DIRECTION: Transcribe the listing in full, excluding any pictures.
start DATASET ENTRIES
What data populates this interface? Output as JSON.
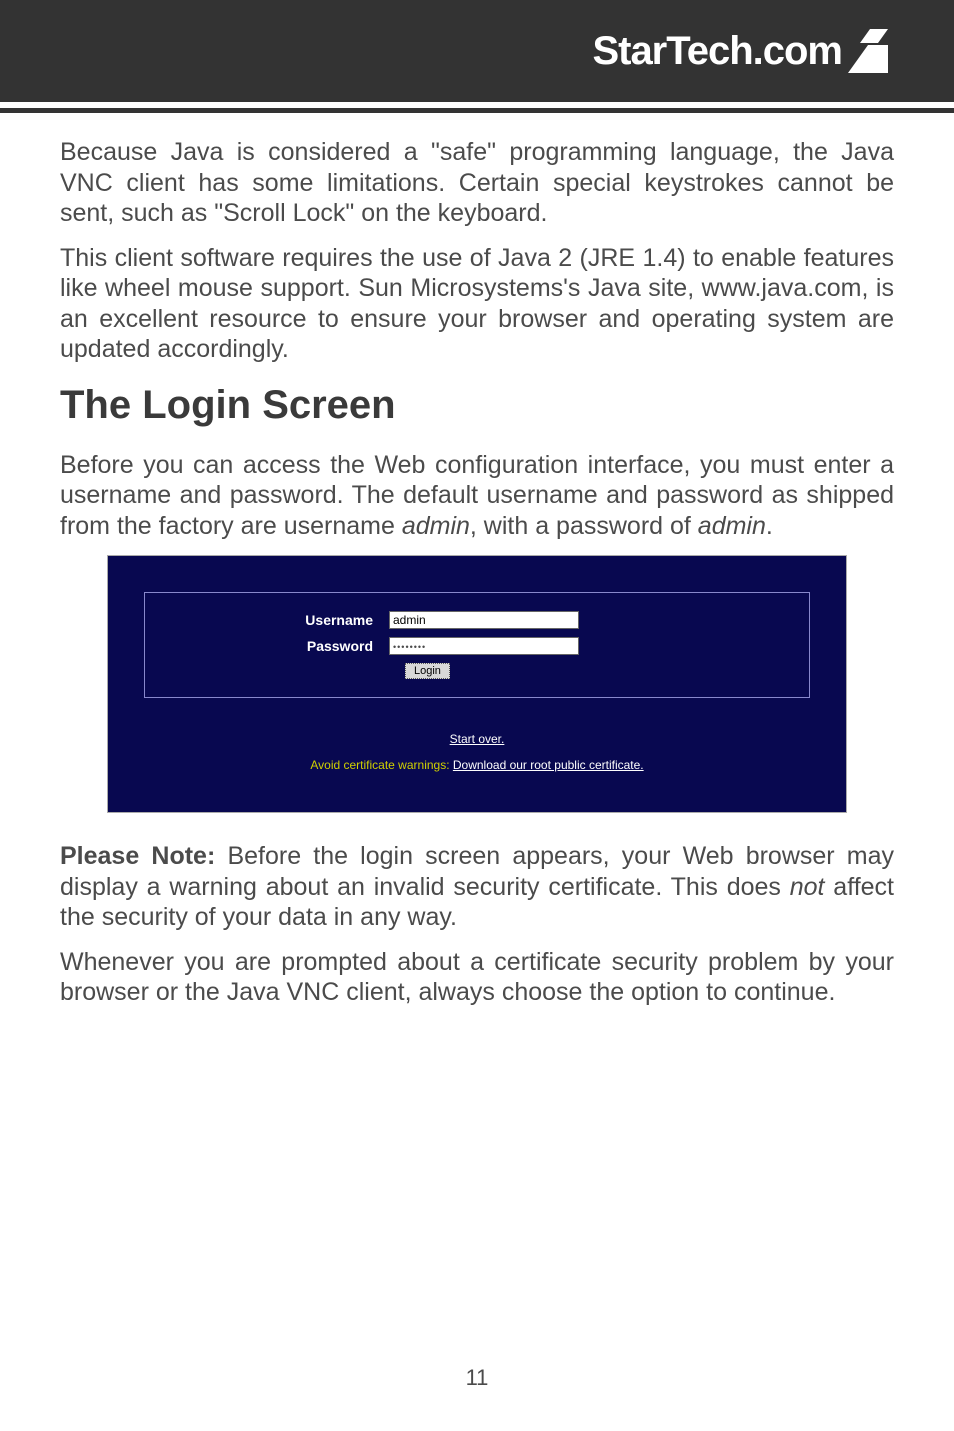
{
  "header": {
    "brand": "StarTech.com"
  },
  "paragraphs": {
    "p1": "Because Java is considered a \"safe\" programming language, the Java VNC client has some limitations. Certain special keystrokes cannot be sent, such as \"Scroll Lock\" on the keyboard.",
    "p2": "This client software requires the use of Java 2 (JRE 1.4) to enable features like wheel mouse support. Sun Microsystems's Java site, www.java.com, is an excellent resource to ensure your browser and operating system are updated accordingly.",
    "heading": "The Login Screen",
    "p3_a": "Before you can access the Web configuration interface, you must enter a username and password. The default username and password as shipped from the factory are username ",
    "p3_admin1": "admin",
    "p3_b": ", with a password of ",
    "p3_admin2": "admin",
    "p3_c": ".",
    "p4_lead": "Please Note:",
    "p4_a": " Before the login screen appears, your Web browser may display a warning about an invalid security certificate.  This does ",
    "p4_not": "not",
    "p4_b": " affect the security of your data in any way.",
    "p5": "Whenever you are prompted about a certificate security problem by your browser or the Java VNC client, always choose the option to continue."
  },
  "login": {
    "username_label": "Username",
    "username_value": "admin",
    "password_label": "Password",
    "password_value": "••••••••",
    "login_button": "Login",
    "start_over": "Start over.",
    "cert_warning": "Avoid certificate warnings: ",
    "cert_link": "Download our root public certificate."
  },
  "page_number": "11"
}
end DATASET ENTRIES
THE RESULT:
What data populates this interface? Output as JSON.
{
  "header": {
    "brand": "StarTech.com"
  },
  "paragraphs": {
    "p1": "Because Java is considered a \"safe\" programming language, the Java VNC client has some limitations. Certain special keystrokes cannot be sent, such as \"Scroll Lock\" on the keyboard.",
    "p2": "This client software requires the use of Java 2 (JRE 1.4) to enable features like wheel mouse support. Sun Microsystems's Java site, www.java.com, is an excellent resource to ensure your browser and operating system are updated accordingly.",
    "heading": "The Login Screen",
    "p3_a": "Before you can access the Web configuration interface, you must enter a username and password. The default username and password as shipped from the factory are username ",
    "p3_admin1": "admin",
    "p3_b": ", with a password of ",
    "p3_admin2": "admin",
    "p3_c": ".",
    "p4_lead": "Please Note:",
    "p4_a": " Before the login screen appears, your Web browser may display a warning about an invalid security certificate.  This does ",
    "p4_not": "not",
    "p4_b": " affect the security of your data in any way.",
    "p5": "Whenever you are prompted about a certificate security problem by your browser or the Java VNC client, always choose the option to continue."
  },
  "login": {
    "username_label": "Username",
    "username_value": "admin",
    "password_label": "Password",
    "password_value": "••••••••",
    "login_button": "Login",
    "start_over": "Start over.",
    "cert_warning": "Avoid certificate warnings: ",
    "cert_link": "Download our root public certificate."
  },
  "page_number": "11"
}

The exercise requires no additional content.